The VSTO add-ins (project types and controls) are also developed using Visual Studio. For Visual Studio .NET 2003 and Visual Studio 2005, it was available only as a standalone edition with support for .NET languages limited to Visual Basic.NET and C#. It was also included as a part of the Visual Studio Team System 2005.

Later on, the Visual Studio Tools for Office 2005 Second Edition (VSTO 2005 SE) was released as a free add-in to Visual Studio Professional and above that includes Office 2007 and 2003 support. However, for Visual Studio Professional Edition, it installs only the application-level add-ins; it does not add the document-level customizations or other functionality (actions pane, host controls, visual document designer, etc.) available in the full version of VSTO or Team System editions.

The current versions is Visual Studio Tools for Office 2012 (VSTO 4.5) which is compatible with Office 2013, Office 2010, and Office 2007.

Comparison with VBA

Like VBA, code written for VSTO is executed by a separate virtual machine (the CLR) which is hosted inside the Microsoft Office applications. However, unlike VBA, where the code is stored in the document file itself, programs written with VSTO are stored in separate CLI assemblies which are associated with the documents by means of custom properties.
++++
Questions on the material:
A – Could you reproduce the VSTO passage starting with "Later on, the" and going on through "and Office 2007.", switching "Visual Studio Professional" to "Visual Studio Pro"?
B – Can you pick up the VSTO passage after its last sentence and carry it on?
You don't need the listing for anything.
++++
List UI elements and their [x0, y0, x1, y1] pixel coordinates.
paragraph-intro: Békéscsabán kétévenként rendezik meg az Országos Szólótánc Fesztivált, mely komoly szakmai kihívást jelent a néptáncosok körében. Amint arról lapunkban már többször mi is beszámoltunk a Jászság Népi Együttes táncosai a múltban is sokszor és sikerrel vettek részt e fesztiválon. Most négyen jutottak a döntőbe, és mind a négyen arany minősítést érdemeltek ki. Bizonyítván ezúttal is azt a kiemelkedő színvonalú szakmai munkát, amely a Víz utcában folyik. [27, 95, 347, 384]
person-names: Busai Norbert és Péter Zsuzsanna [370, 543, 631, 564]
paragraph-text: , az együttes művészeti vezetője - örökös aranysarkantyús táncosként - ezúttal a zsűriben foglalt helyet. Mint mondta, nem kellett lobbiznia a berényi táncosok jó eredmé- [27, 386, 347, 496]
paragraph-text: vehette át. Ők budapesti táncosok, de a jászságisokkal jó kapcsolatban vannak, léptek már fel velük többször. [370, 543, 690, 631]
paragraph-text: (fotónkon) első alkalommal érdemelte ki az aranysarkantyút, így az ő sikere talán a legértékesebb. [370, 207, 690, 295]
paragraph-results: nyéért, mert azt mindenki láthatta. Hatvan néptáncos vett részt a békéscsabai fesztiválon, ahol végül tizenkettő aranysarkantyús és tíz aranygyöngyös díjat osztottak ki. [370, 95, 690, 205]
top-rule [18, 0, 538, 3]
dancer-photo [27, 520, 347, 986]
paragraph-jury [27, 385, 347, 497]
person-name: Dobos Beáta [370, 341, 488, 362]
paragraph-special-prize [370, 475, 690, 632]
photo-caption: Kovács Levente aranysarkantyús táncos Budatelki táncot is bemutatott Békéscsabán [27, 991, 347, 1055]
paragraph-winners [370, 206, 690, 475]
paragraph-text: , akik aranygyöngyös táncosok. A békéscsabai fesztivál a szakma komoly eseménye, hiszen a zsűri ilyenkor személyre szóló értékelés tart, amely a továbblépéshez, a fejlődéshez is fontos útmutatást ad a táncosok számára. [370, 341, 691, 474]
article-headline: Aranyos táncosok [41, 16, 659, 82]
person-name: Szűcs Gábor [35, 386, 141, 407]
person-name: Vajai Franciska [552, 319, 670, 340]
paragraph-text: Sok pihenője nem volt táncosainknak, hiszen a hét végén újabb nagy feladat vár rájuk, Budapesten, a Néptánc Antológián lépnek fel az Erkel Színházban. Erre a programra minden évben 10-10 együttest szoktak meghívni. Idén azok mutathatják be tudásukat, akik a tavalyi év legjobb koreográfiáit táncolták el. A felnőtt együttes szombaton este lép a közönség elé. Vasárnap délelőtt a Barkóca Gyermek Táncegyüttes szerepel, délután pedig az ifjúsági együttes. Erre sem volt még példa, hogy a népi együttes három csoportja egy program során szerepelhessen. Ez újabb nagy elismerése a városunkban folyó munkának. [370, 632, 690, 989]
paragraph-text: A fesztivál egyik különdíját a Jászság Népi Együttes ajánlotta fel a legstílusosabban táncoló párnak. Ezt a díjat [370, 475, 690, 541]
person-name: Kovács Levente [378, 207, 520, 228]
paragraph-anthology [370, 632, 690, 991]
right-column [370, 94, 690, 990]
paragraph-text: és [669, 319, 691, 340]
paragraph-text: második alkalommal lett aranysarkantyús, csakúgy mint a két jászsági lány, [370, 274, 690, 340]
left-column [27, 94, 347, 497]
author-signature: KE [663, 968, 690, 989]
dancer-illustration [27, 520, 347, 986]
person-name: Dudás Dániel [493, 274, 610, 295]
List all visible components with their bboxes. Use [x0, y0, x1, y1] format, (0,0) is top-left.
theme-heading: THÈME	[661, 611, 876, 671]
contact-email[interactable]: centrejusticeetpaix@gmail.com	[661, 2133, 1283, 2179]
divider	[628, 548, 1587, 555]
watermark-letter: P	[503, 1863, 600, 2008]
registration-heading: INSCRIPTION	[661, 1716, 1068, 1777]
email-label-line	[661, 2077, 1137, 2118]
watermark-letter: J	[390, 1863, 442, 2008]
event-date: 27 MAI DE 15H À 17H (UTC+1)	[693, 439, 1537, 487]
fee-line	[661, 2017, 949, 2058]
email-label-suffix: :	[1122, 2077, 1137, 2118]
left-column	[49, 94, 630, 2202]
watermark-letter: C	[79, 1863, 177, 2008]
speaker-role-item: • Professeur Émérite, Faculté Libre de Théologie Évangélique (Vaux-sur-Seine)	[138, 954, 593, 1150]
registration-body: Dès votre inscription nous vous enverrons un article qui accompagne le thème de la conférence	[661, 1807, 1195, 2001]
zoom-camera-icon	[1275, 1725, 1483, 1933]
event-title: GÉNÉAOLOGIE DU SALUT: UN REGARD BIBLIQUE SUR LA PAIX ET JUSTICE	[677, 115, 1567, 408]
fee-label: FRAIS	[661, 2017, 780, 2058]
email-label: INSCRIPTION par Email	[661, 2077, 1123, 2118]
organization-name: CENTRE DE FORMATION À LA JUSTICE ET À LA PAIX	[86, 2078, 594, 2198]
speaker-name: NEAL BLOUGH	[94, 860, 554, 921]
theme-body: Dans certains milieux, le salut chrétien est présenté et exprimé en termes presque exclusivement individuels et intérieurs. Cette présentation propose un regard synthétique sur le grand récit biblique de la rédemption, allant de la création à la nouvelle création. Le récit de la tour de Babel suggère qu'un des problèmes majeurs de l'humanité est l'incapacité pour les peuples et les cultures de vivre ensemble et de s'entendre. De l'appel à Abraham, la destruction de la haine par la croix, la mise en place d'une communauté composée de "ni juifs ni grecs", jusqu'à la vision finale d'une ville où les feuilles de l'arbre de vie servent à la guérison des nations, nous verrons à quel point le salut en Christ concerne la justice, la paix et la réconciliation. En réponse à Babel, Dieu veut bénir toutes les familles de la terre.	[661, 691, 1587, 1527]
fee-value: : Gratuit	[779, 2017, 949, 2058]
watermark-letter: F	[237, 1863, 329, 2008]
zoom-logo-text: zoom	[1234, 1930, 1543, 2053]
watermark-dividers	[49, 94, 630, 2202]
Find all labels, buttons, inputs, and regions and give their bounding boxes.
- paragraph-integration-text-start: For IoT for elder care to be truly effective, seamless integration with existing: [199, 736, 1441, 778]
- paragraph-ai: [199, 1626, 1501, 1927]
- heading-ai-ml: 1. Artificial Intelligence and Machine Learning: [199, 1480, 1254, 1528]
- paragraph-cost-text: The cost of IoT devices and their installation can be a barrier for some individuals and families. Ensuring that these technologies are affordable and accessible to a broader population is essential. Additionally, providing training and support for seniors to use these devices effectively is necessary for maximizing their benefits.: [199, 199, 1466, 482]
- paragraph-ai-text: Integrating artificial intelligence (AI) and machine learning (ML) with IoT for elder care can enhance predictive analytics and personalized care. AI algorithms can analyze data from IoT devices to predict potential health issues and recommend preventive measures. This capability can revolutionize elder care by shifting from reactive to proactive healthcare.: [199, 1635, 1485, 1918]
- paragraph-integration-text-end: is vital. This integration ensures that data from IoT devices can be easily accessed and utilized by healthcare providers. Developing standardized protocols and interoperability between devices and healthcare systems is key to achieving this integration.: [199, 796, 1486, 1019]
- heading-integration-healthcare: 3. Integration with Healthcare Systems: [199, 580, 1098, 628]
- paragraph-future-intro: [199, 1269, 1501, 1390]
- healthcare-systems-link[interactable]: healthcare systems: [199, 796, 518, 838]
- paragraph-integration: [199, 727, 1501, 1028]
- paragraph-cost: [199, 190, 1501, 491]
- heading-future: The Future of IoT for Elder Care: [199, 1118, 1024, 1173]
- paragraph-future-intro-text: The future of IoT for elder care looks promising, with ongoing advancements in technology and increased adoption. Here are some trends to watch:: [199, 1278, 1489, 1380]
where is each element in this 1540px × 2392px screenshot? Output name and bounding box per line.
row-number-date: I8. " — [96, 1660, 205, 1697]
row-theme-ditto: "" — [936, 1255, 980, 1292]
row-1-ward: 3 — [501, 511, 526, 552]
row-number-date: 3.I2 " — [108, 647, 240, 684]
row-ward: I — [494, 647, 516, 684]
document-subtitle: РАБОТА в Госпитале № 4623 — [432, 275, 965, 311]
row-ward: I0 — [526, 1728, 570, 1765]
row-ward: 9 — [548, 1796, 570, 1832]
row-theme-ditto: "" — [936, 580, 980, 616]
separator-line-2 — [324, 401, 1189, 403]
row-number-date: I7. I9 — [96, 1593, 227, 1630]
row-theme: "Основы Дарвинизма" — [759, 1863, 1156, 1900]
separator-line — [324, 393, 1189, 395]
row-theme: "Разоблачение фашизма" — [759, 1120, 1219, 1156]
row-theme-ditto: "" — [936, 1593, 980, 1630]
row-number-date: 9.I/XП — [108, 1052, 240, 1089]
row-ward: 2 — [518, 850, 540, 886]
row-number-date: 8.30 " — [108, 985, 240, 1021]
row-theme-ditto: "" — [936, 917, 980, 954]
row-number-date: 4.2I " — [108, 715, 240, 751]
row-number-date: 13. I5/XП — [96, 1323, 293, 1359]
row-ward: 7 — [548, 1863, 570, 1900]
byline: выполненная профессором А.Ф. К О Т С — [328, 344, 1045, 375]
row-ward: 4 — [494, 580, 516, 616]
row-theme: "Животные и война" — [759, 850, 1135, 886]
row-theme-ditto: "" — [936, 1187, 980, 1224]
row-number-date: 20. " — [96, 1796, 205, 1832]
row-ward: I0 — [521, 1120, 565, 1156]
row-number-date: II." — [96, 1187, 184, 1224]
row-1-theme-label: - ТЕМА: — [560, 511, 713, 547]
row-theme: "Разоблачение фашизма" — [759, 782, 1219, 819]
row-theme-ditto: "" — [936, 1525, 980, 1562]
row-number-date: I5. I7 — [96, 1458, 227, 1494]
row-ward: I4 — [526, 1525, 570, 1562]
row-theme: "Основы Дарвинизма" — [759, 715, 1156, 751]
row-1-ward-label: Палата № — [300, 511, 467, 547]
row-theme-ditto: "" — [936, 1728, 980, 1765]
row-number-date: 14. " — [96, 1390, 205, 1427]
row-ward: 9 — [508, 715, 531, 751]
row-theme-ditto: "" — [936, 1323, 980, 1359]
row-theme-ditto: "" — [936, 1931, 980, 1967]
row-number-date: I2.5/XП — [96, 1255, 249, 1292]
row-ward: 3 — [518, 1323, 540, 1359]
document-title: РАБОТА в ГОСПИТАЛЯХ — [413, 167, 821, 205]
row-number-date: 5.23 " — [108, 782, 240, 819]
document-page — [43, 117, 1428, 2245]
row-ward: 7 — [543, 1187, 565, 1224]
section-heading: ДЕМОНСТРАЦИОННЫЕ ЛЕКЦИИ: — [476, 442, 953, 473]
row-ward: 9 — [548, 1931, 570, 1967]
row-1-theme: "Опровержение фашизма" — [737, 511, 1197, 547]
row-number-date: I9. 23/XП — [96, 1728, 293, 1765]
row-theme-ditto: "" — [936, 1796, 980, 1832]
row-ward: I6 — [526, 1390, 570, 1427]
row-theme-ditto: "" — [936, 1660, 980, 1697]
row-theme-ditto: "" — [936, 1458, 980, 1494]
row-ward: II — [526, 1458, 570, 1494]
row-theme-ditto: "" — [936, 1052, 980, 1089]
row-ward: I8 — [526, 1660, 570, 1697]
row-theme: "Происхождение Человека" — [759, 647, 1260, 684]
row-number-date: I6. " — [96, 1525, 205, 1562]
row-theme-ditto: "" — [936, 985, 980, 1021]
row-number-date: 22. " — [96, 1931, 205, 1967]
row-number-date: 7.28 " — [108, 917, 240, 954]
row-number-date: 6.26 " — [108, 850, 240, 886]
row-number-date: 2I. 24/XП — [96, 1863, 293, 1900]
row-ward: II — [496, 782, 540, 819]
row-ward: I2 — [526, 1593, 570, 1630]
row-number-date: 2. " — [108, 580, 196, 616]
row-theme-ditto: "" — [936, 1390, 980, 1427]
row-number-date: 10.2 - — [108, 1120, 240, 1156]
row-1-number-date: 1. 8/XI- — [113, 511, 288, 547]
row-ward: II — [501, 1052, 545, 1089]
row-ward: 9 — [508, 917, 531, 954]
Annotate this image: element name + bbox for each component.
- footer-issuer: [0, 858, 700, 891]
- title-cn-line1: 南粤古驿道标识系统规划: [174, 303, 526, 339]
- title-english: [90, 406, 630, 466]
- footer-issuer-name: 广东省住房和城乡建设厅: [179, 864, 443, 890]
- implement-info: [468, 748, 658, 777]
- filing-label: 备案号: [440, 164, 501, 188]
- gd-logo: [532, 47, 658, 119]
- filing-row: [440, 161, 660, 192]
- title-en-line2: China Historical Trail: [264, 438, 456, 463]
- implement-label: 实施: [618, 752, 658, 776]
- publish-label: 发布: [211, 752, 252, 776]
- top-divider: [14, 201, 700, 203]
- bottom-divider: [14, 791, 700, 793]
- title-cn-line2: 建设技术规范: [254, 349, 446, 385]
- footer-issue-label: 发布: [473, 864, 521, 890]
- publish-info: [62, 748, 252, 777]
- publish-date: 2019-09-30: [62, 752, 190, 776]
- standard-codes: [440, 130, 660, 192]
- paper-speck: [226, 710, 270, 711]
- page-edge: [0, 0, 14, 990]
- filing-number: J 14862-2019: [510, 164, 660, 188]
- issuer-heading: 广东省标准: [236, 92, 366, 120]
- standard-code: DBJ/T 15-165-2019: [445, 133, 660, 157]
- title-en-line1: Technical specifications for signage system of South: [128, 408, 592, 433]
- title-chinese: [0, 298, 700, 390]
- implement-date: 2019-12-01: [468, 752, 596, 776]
++++
Exercise results:
A –
Later on, the Visual Studio Tools for Office 2005 Second Edition (VSTO 2005 SE) was released as a free add-in to Visual Studio Pro and above that includes Office 2007 and 2003 support. However, for Visual Studio Pro Edition, it installs only the application-level add-ins; it does not add the document-level customizations or other functionality (actions pane, host controls, visual document designer, etc.) available in the full version of VSTO or Team System editions.

The current versions is Visual Studio Tools for Office 2012 (VSTO 4.5) which is compatible with Office 2013, Office 2010, and Office 2007.

B –
If the properties are present, Microsoft Office hosts the CLR and loads the assembly specified in the property into a separate appdomain named after the document's name. VSTO applications are subject to the .NET Framework Code Access Security constraints, in addition to the digital signature based permission model that governs VBA macros.

VSTO development is normally performed using Visual Studio as used by professional programmers. The office application is (re)started for each debugging session. VBA is normally developed from within the Office application and requires no special tools. VBA also has a macro recorder that can generate VBA code from user actions which is useful for non-professional programmers.

Comparison with JavaScript API

Office extensions or add-ins can be developed using VSTO and JavaScript API technologies. VSTO is Microsoft .NET technology and add-ins using JavaScript API technology use JavaScript, HTML and CSS.

JavaScript API add-ins are highly portable across platforms like iOS, mobile phones, tablets and Windows. The complete licensing process and cycle is easy and maintained within add-ins. Interactive visualization is feasible in JavaScript API add-ins using Charts, ClipArt and Maps.

JavaScript API add-in development is comparatively new technology and is introduced with Office 2016. There are limited APIs and functions available and supported.

VSTO has complete access to all Office object models. It is feasible to perform all operations on the Office client. Features that requires accessing local machine file systems and other applications are feasible and easy in VSTO. C# or any other CLI programming language can be used to create new Office add-ins.

VSTO compatibility and add-in functionality

VSTO 2003, 2005, 3.0 and 2010 runtimes install in side-by-side (SxS) mode. VSTO 2005 SE runtime replaces the earlier VSTO 2005 runtime. VSTO 2010 runtime installs side-by-side with VSTO 3.0, however, Office 2007 applications can also use the VSTO 2010 runtime. All older VSTO solutions will continue to run in newer versions of Office as long as the runtime against which they were developed is installed.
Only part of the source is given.